Entries from a dataset

>> START

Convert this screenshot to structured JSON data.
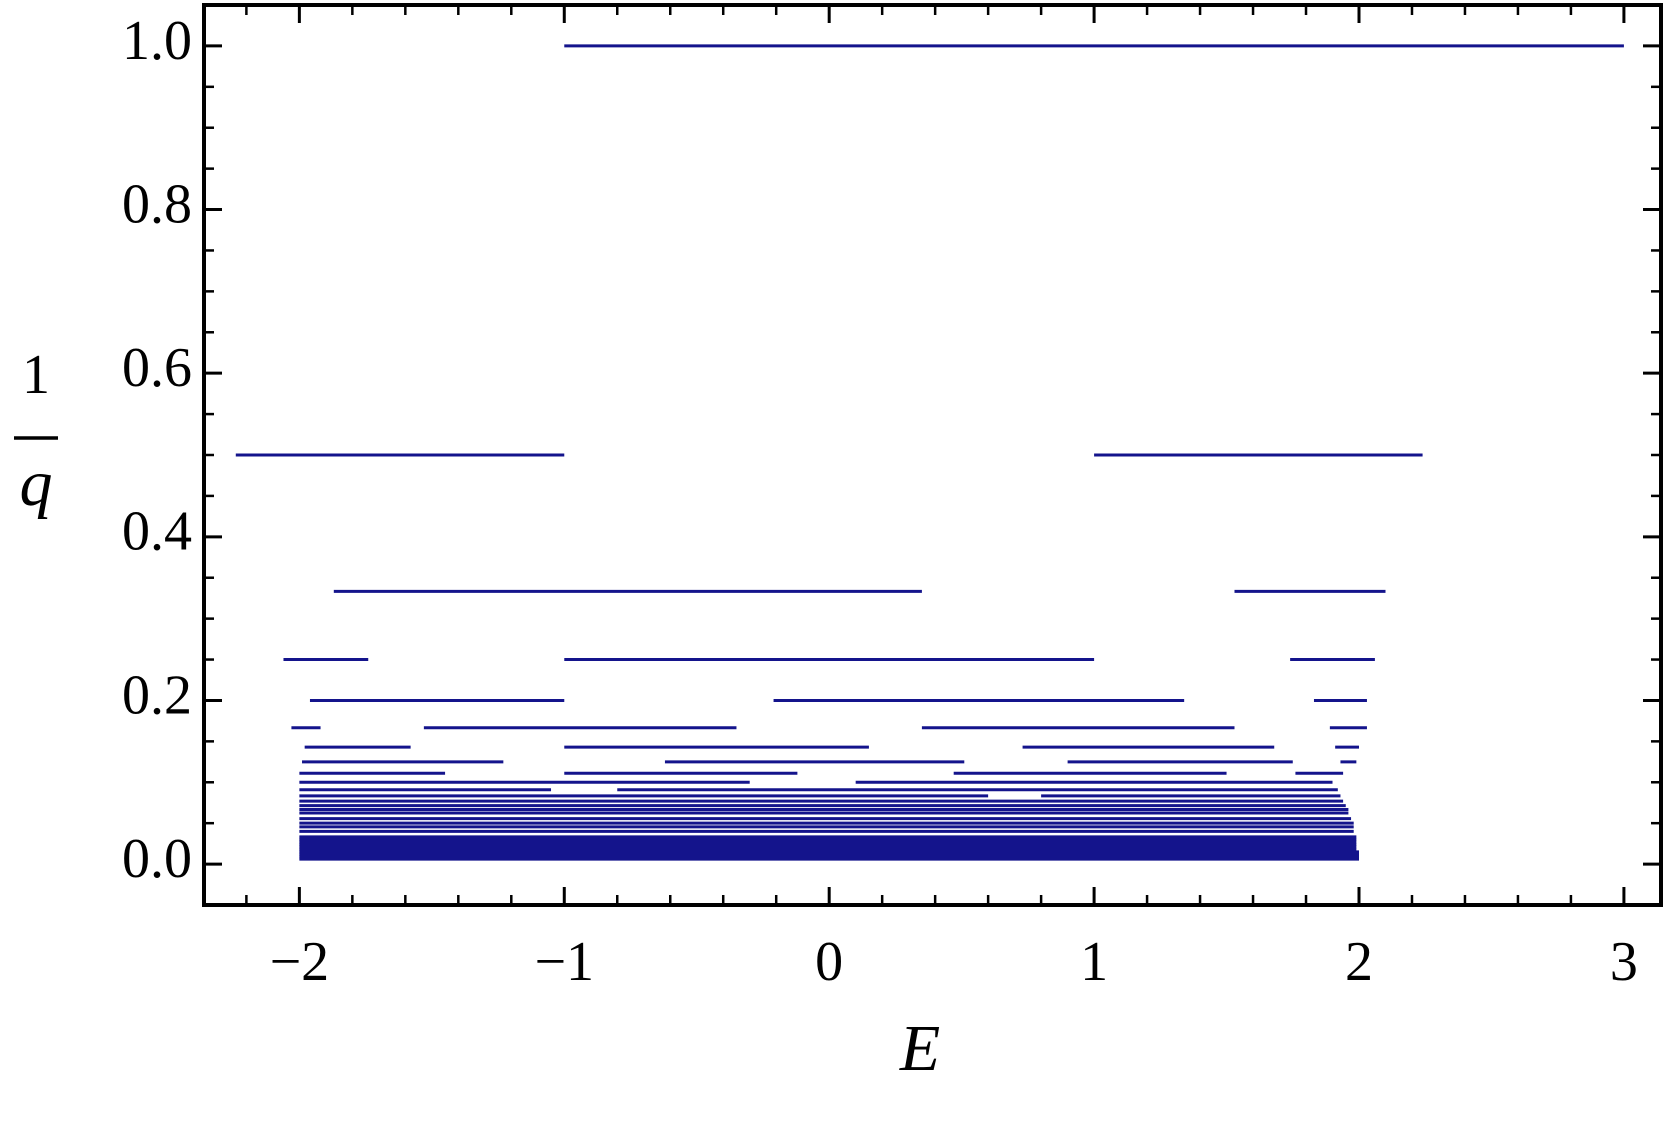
{
  "chart_data": {
    "type": "segments",
    "xlabel": "E",
    "ylabel": {
      "numerator": "1",
      "denominator": "q"
    },
    "color": "#14148c",
    "xlim": [
      -2.36,
      3.14
    ],
    "ylim": [
      -0.05,
      1.05
    ],
    "xticks": [
      {
        "value": -2,
        "label": "−2"
      },
      {
        "value": -1,
        "label": "−1"
      },
      0,
      1,
      2,
      3
    ],
    "yticks": [
      {
        "value": 0,
        "label": "0.0"
      },
      0.2,
      0.4,
      0.6,
      0.8,
      {
        "value": 1,
        "label": "1.0"
      }
    ],
    "xminorticks": [
      -2.2,
      -1.8,
      -1.6,
      -1.4,
      -1.2,
      -0.8,
      -0.6,
      -0.4,
      -0.2,
      0.2,
      0.4,
      0.6,
      0.8,
      1.2,
      1.4,
      1.6,
      1.8,
      2.2,
      2.4,
      2.6,
      2.8
    ],
    "yminorticks": [
      0.05,
      0.1,
      0.15,
      0.25,
      0.3,
      0.35,
      0.45,
      0.5,
      0.55,
      0.65,
      0.7,
      0.75,
      0.85,
      0.9,
      0.95
    ],
    "segments": [
      {
        "y": 1,
        "x": [
          -1,
          3
        ]
      },
      {
        "y": 0.5,
        "x": [
          -2.24,
          -1
        ]
      },
      {
        "y": 0.5,
        "x": [
          1,
          2.24
        ]
      },
      {
        "y": 0.3333,
        "x": [
          -1.87,
          0.35
        ]
      },
      {
        "y": 0.3333,
        "x": [
          1.53,
          2.1
        ]
      },
      {
        "y": 0.25,
        "x": [
          -2.06,
          -1.74
        ]
      },
      {
        "y": 0.25,
        "x": [
          -1,
          1
        ]
      },
      {
        "y": 0.25,
        "x": [
          1.74,
          2.06
        ]
      },
      {
        "y": 0.2,
        "x": [
          -1.96,
          -1
        ]
      },
      {
        "y": 0.2,
        "x": [
          -0.21,
          1.34
        ]
      },
      {
        "y": 0.2,
        "x": [
          1.83,
          2.03
        ]
      },
      {
        "y": 0.1667,
        "x": [
          -2.03,
          -1.92
        ]
      },
      {
        "y": 0.1667,
        "x": [
          -1.53,
          -0.35
        ]
      },
      {
        "y": 0.1667,
        "x": [
          0.35,
          1.53
        ]
      },
      {
        "y": 0.1667,
        "x": [
          1.89,
          2.03
        ]
      },
      {
        "y": 0.1429,
        "x": [
          -1.98,
          -1.58
        ]
      },
      {
        "y": 0.1429,
        "x": [
          -1,
          0.15
        ]
      },
      {
        "y": 0.1429,
        "x": [
          0.73,
          1.68
        ]
      },
      {
        "y": 0.1429,
        "x": [
          1.91,
          2
        ]
      },
      {
        "y": 0.125,
        "x": [
          -1.99,
          -1.23
        ]
      },
      {
        "y": 0.125,
        "x": [
          -0.62,
          0.51
        ]
      },
      {
        "y": 0.125,
        "x": [
          0.9,
          1.75
        ]
      },
      {
        "y": 0.125,
        "x": [
          1.93,
          1.99
        ]
      },
      {
        "y": 0.1111,
        "x": [
          -2,
          -1.45
        ]
      },
      {
        "y": 0.1111,
        "x": [
          -1,
          -0.12
        ]
      },
      {
        "y": 0.1111,
        "x": [
          0.47,
          1.5
        ]
      },
      {
        "y": 0.1111,
        "x": [
          1.76,
          1.94
        ]
      },
      {
        "y": 0.1,
        "x": [
          -2,
          -0.3
        ]
      },
      {
        "y": 0.1,
        "x": [
          0.1,
          1.9
        ]
      },
      {
        "y": 0.0909,
        "x": [
          -2,
          -1.05
        ]
      },
      {
        "y": 0.0909,
        "x": [
          -0.8,
          1.92
        ]
      },
      {
        "y": 0.0833,
        "x": [
          -2,
          0.6
        ]
      },
      {
        "y": 0.0833,
        "x": [
          0.8,
          1.93
        ]
      },
      {
        "y": 0.0769,
        "x": [
          -2,
          1.94
        ]
      },
      {
        "y": 0.0714,
        "x": [
          -2,
          1.95
        ]
      },
      {
        "y": 0.0667,
        "x": [
          -2,
          1.96
        ]
      },
      {
        "y": 0.0625,
        "x": [
          -2,
          1.96
        ]
      },
      {
        "y": 0.0556,
        "x": [
          -2,
          1.97
        ]
      },
      {
        "y": 0.05,
        "x": [
          -2,
          1.98
        ]
      },
      {
        "y": 0.0455,
        "x": [
          -2,
          1.98
        ]
      },
      {
        "y": 0.04,
        "x": [
          -2,
          1.98
        ]
      },
      {
        "y": 0.0333,
        "x": [
          -2,
          1.99
        ]
      },
      {
        "y": 0.03,
        "x": [
          -2,
          1.99
        ]
      },
      {
        "y": 0.027,
        "x": [
          -2,
          1.99
        ]
      },
      {
        "y": 0.024,
        "x": [
          -2,
          1.99
        ]
      },
      {
        "y": 0.021,
        "x": [
          -2,
          1.99
        ]
      },
      {
        "y": 0.018,
        "x": [
          -2,
          1.99
        ]
      },
      {
        "y": 0.015,
        "x": [
          -2,
          2
        ]
      },
      {
        "y": 0.012,
        "x": [
          -2,
          2
        ]
      },
      {
        "y": 0.009,
        "x": [
          -2,
          2
        ]
      },
      {
        "y": 0.006,
        "x": [
          -2,
          2
        ]
      }
    ]
  }
}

>> END

Exercise directions
From the data above, write out everything exactly except the pictures.

Correct response
Convert this screenshot to structured JSON data.
{
  "chart_data": {
    "type": "segments",
    "xlabel": "E",
    "ylabel": {
      "numerator": "1",
      "denominator": "q"
    },
    "color": "#14148c",
    "xlim": [
      -2.36,
      3.14
    ],
    "ylim": [
      -0.05,
      1.05
    ],
    "xticks": [
      {
        "value": -2,
        "label": "−2"
      },
      {
        "value": -1,
        "label": "−1"
      },
      0,
      1,
      2,
      3
    ],
    "yticks": [
      {
        "value": 0,
        "label": "0.0"
      },
      0.2,
      0.4,
      0.6,
      0.8,
      {
        "value": 1,
        "label": "1.0"
      }
    ],
    "xminorticks": [
      -2.2,
      -1.8,
      -1.6,
      -1.4,
      -1.2,
      -0.8,
      -0.6,
      -0.4,
      -0.2,
      0.2,
      0.4,
      0.6,
      0.8,
      1.2,
      1.4,
      1.6,
      1.8,
      2.2,
      2.4,
      2.6,
      2.8
    ],
    "yminorticks": [
      0.05,
      0.1,
      0.15,
      0.25,
      0.3,
      0.35,
      0.45,
      0.5,
      0.55,
      0.65,
      0.7,
      0.75,
      0.85,
      0.9,
      0.95
    ],
    "segments": [
      {
        "y": 1,
        "x": [
          -1,
          3
        ]
      },
      {
        "y": 0.5,
        "x": [
          -2.24,
          -1
        ]
      },
      {
        "y": 0.5,
        "x": [
          1,
          2.24
        ]
      },
      {
        "y": 0.3333,
        "x": [
          -1.87,
          0.35
        ]
      },
      {
        "y": 0.3333,
        "x": [
          1.53,
          2.1
        ]
      },
      {
        "y": 0.25,
        "x": [
          -2.06,
          -1.74
        ]
      },
      {
        "y": 0.25,
        "x": [
          -1,
          1
        ]
      },
      {
        "y": 0.25,
        "x": [
          1.74,
          2.06
        ]
      },
      {
        "y": 0.2,
        "x": [
          -1.96,
          -1
        ]
      },
      {
        "y": 0.2,
        "x": [
          -0.21,
          1.34
        ]
      },
      {
        "y": 0.2,
        "x": [
          1.83,
          2.03
        ]
      },
      {
        "y": 0.1667,
        "x": [
          -2.03,
          -1.92
        ]
      },
      {
        "y": 0.1667,
        "x": [
          -1.53,
          -0.35
        ]
      },
      {
        "y": 0.1667,
        "x": [
          0.35,
          1.53
        ]
      },
      {
        "y": 0.1667,
        "x": [
          1.89,
          2.03
        ]
      },
      {
        "y": 0.1429,
        "x": [
          -1.98,
          -1.58
        ]
      },
      {
        "y": 0.1429,
        "x": [
          -1,
          0.15
        ]
      },
      {
        "y": 0.1429,
        "x": [
          0.73,
          1.68
        ]
      },
      {
        "y": 0.1429,
        "x": [
          1.91,
          2
        ]
      },
      {
        "y": 0.125,
        "x": [
          -1.99,
          -1.23
        ]
      },
      {
        "y": 0.125,
        "x": [
          -0.62,
          0.51
        ]
      },
      {
        "y": 0.125,
        "x": [
          0.9,
          1.75
        ]
      },
      {
        "y": 0.125,
        "x": [
          1.93,
          1.99
        ]
      },
      {
        "y": 0.1111,
        "x": [
          -2,
          -1.45
        ]
      },
      {
        "y": 0.1111,
        "x": [
          -1,
          -0.12
        ]
      },
      {
        "y": 0.1111,
        "x": [
          0.47,
          1.5
        ]
      },
      {
        "y": 0.1111,
        "x": [
          1.76,
          1.94
        ]
      },
      {
        "y": 0.1,
        "x": [
          -2,
          -0.3
        ]
      },
      {
        "y": 0.1,
        "x": [
          0.1,
          1.9
        ]
      },
      {
        "y": 0.0909,
        "x": [
          -2,
          -1.05
        ]
      },
      {
        "y": 0.0909,
        "x": [
          -0.8,
          1.92
        ]
      },
      {
        "y": 0.0833,
        "x": [
          -2,
          0.6
        ]
      },
      {
        "y": 0.0833,
        "x": [
          0.8,
          1.93
        ]
      },
      {
        "y": 0.0769,
        "x": [
          -2,
          1.94
        ]
      },
      {
        "y": 0.0714,
        "x": [
          -2,
          1.95
        ]
      },
      {
        "y": 0.0667,
        "x": [
          -2,
          1.96
        ]
      },
      {
        "y": 0.0625,
        "x": [
          -2,
          1.96
        ]
      },
      {
        "y": 0.0556,
        "x": [
          -2,
          1.97
        ]
      },
      {
        "y": 0.05,
        "x": [
          -2,
          1.98
        ]
      },
      {
        "y": 0.0455,
        "x": [
          -2,
          1.98
        ]
      },
      {
        "y": 0.04,
        "x": [
          -2,
          1.98
        ]
      },
      {
        "y": 0.0333,
        "x": [
          -2,
          1.99
        ]
      },
      {
        "y": 0.03,
        "x": [
          -2,
          1.99
        ]
      },
      {
        "y": 0.027,
        "x": [
          -2,
          1.99
        ]
      },
      {
        "y": 0.024,
        "x": [
          -2,
          1.99
        ]
      },
      {
        "y": 0.021,
        "x": [
          -2,
          1.99
        ]
      },
      {
        "y": 0.018,
        "x": [
          -2,
          1.99
        ]
      },
      {
        "y": 0.015,
        "x": [
          -2,
          2
        ]
      },
      {
        "y": 0.012,
        "x": [
          -2,
          2
        ]
      },
      {
        "y": 0.009,
        "x": [
          -2,
          2
        ]
      },
      {
        "y": 0.006,
        "x": [
          -2,
          2
        ]
      }
    ]
  }
}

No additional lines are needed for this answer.